## PROVIDED RECORDS
>> BEGIN
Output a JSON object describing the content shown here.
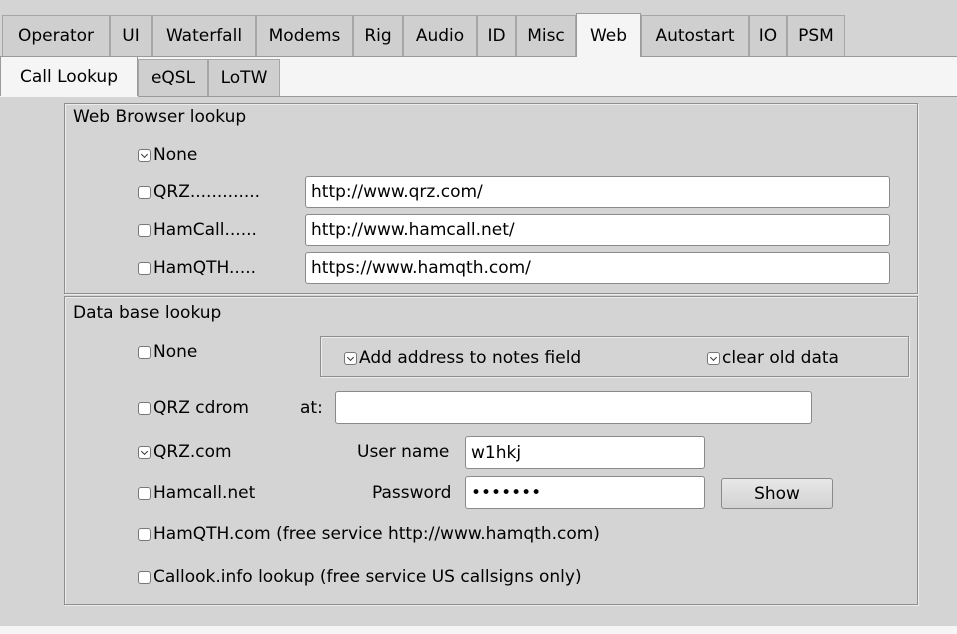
{
  "tabs_main": [
    "Operator",
    "UI",
    "Waterfall",
    "Modems",
    "Rig",
    "Audio",
    "ID",
    "Misc",
    "Web",
    "Autostart",
    "IO",
    "PSM"
  ],
  "tabs_main_selected": "Web",
  "tabs_sub": [
    "Call Lookup",
    "eQSL",
    "LoTW"
  ],
  "tabs_sub_selected": "Call Lookup",
  "web_lookup": {
    "title": "Web Browser lookup",
    "none_label": "None",
    "none_checked": true,
    "qrz_label": "QRZ.............",
    "qrz_checked": false,
    "qrz_url": "http://www.qrz.com/",
    "hamcall_label": "HamCall......",
    "hamcall_checked": false,
    "hamcall_url": "http://www.hamcall.net/",
    "hamqth_label": "HamQTH.....",
    "hamqth_checked": false,
    "hamqth_url": "https://www.hamqth.com/"
  },
  "db_lookup": {
    "title": "Data base lookup",
    "none_label": "None",
    "none_checked": false,
    "add_address_label": "Add address to notes field",
    "add_address_checked": true,
    "clear_old_label": "clear old data",
    "clear_old_checked": true,
    "qrz_cdrom_label": "QRZ cdrom",
    "qrz_cdrom_checked": false,
    "at_label": "at:",
    "at_value": "",
    "qrzcom_label": "QRZ.com",
    "qrzcom_checked": true,
    "username_label": "User name",
    "username_value": "w1hkj",
    "hamcallnet_label": "Hamcall.net",
    "hamcallnet_checked": false,
    "password_label": "Password",
    "password_value": "•••••••",
    "show_button": "Show",
    "hamqthcom_label": "HamQTH.com (free service http://www.hamqth.com)",
    "hamqthcom_checked": false,
    "callook_label": "Callook.info lookup (free service US callsigns only)",
    "callook_checked": false
  }
}
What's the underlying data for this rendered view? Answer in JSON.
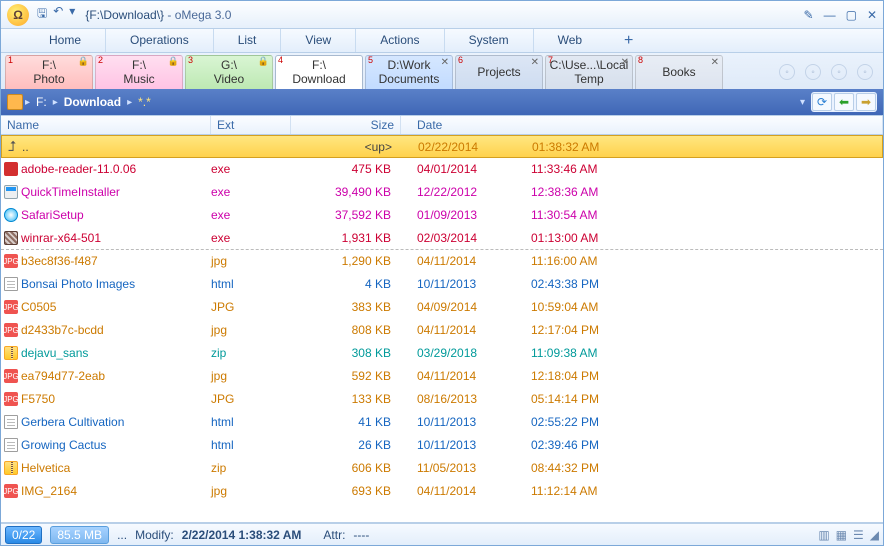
{
  "title": {
    "path": "{F:\\Download\\}",
    "sep": " - ",
    "app": "oMega 3.0"
  },
  "menubar": {
    "items": [
      "Home",
      "Operations",
      "List",
      "View",
      "Actions",
      "System",
      "Web"
    ],
    "add": "+"
  },
  "loctabs": [
    {
      "num": "1",
      "line1": "F:\\",
      "line2": "Photo",
      "cls": "red",
      "locked": true
    },
    {
      "num": "2",
      "line1": "F:\\",
      "line2": "Music",
      "cls": "pink",
      "locked": true
    },
    {
      "num": "3",
      "line1": "G:\\",
      "line2": "Video",
      "cls": "green",
      "locked": true
    },
    {
      "num": "4",
      "line1": "F:\\",
      "line2": "Download",
      "cls": "active",
      "locked": false
    },
    {
      "num": "5",
      "line1": "D:\\Work",
      "line2": "Documents",
      "cls": "blue1",
      "close": true
    },
    {
      "num": "6",
      "line1": "",
      "line2": "Projects",
      "cls": "blue2",
      "close": true
    },
    {
      "num": "7",
      "line1": "C:\\Use...\\Local",
      "line2": "Temp",
      "cls": "blue3",
      "close": true
    },
    {
      "num": "8",
      "line1": "",
      "line2": "Books",
      "cls": "blue4",
      "close": true
    }
  ],
  "breadcrumb": {
    "drive": "F:",
    "folder": "Download",
    "filter": "*.*"
  },
  "columns": {
    "name": "Name",
    "ext": "Ext",
    "size": "Size",
    "date": "Date"
  },
  "uprow": {
    "label": "..",
    "size": "<up>",
    "date": "02/22/2014",
    "time": "01:38:32 AM"
  },
  "files": [
    {
      "icon": "pdf",
      "name": "adobe-reader-11.0.06",
      "ext": "exe",
      "size": "475 KB",
      "date": "04/01/2014",
      "time": "11:33:46 AM",
      "color": "c-red"
    },
    {
      "icon": "exe",
      "name": "QuickTimeInstaller",
      "ext": "exe",
      "size": "39,490 KB",
      "date": "12/22/2012",
      "time": "12:38:36 AM",
      "color": "c-mag"
    },
    {
      "icon": "safari",
      "name": "SafariSetup",
      "ext": "exe",
      "size": "37,592 KB",
      "date": "01/09/2013",
      "time": "11:30:54 AM",
      "color": "c-mag"
    },
    {
      "icon": "rar",
      "name": "winrar-x64-501",
      "ext": "exe",
      "size": "1,931 KB",
      "date": "02/03/2014",
      "time": "01:13:00 AM",
      "color": "c-red",
      "dashed": true
    },
    {
      "icon": "jpg",
      "name": "b3ec8f36-f487",
      "ext": "jpg",
      "size": "1,290 KB",
      "date": "04/11/2014",
      "time": "11:16:00 AM",
      "color": "c-orange"
    },
    {
      "icon": "html",
      "name": "Bonsai Photo Images",
      "ext": "html",
      "size": "4 KB",
      "date": "10/11/2013",
      "time": "02:43:38 PM",
      "color": "c-blue"
    },
    {
      "icon": "jpg",
      "name": "C0505",
      "ext": "JPG",
      "size": "383 KB",
      "date": "04/09/2014",
      "time": "10:59:04 AM",
      "color": "c-orange"
    },
    {
      "icon": "jpg",
      "name": "d2433b7c-bcdd",
      "ext": "jpg",
      "size": "808 KB",
      "date": "04/11/2014",
      "time": "12:17:04 PM",
      "color": "c-orange"
    },
    {
      "icon": "zip",
      "name": "dejavu_sans",
      "ext": "zip",
      "size": "308 KB",
      "date": "03/29/2018",
      "time": "11:09:38 AM",
      "color": "c-teal"
    },
    {
      "icon": "jpg",
      "name": "ea794d77-2eab",
      "ext": "jpg",
      "size": "592 KB",
      "date": "04/11/2014",
      "time": "12:18:04 PM",
      "color": "c-orange"
    },
    {
      "icon": "jpg",
      "name": "F5750",
      "ext": "JPG",
      "size": "133 KB",
      "date": "08/16/2013",
      "time": "05:14:14 PM",
      "color": "c-orange"
    },
    {
      "icon": "html",
      "name": "Gerbera Cultivation",
      "ext": "html",
      "size": "41 KB",
      "date": "10/11/2013",
      "time": "02:55:22 PM",
      "color": "c-blue"
    },
    {
      "icon": "html",
      "name": "Growing Cactus",
      "ext": "html",
      "size": "26 KB",
      "date": "10/11/2013",
      "time": "02:39:46 PM",
      "color": "c-blue"
    },
    {
      "icon": "zip",
      "name": "Helvetica",
      "ext": "zip",
      "size": "606 KB",
      "date": "11/05/2013",
      "time": "08:44:32 PM",
      "color": "c-orange"
    },
    {
      "icon": "jpg",
      "name": "IMG_2164",
      "ext": "jpg",
      "size": "693 KB",
      "date": "04/11/2014",
      "time": "11:12:14 AM",
      "color": "c-orange"
    }
  ],
  "statusbar": {
    "sel": "0/22",
    "size": "85.5 MB",
    "dots": "...",
    "modify_label": "Modify:",
    "modify_value": "2/22/2014 1:38:32 AM",
    "attr_label": "Attr:",
    "attr_value": "----"
  }
}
>> END
## WHAT THIS TASK INVOLVES
Looking at the records above, tally the lines holding "title" and reply with that number only.

## FINAL RESULT
3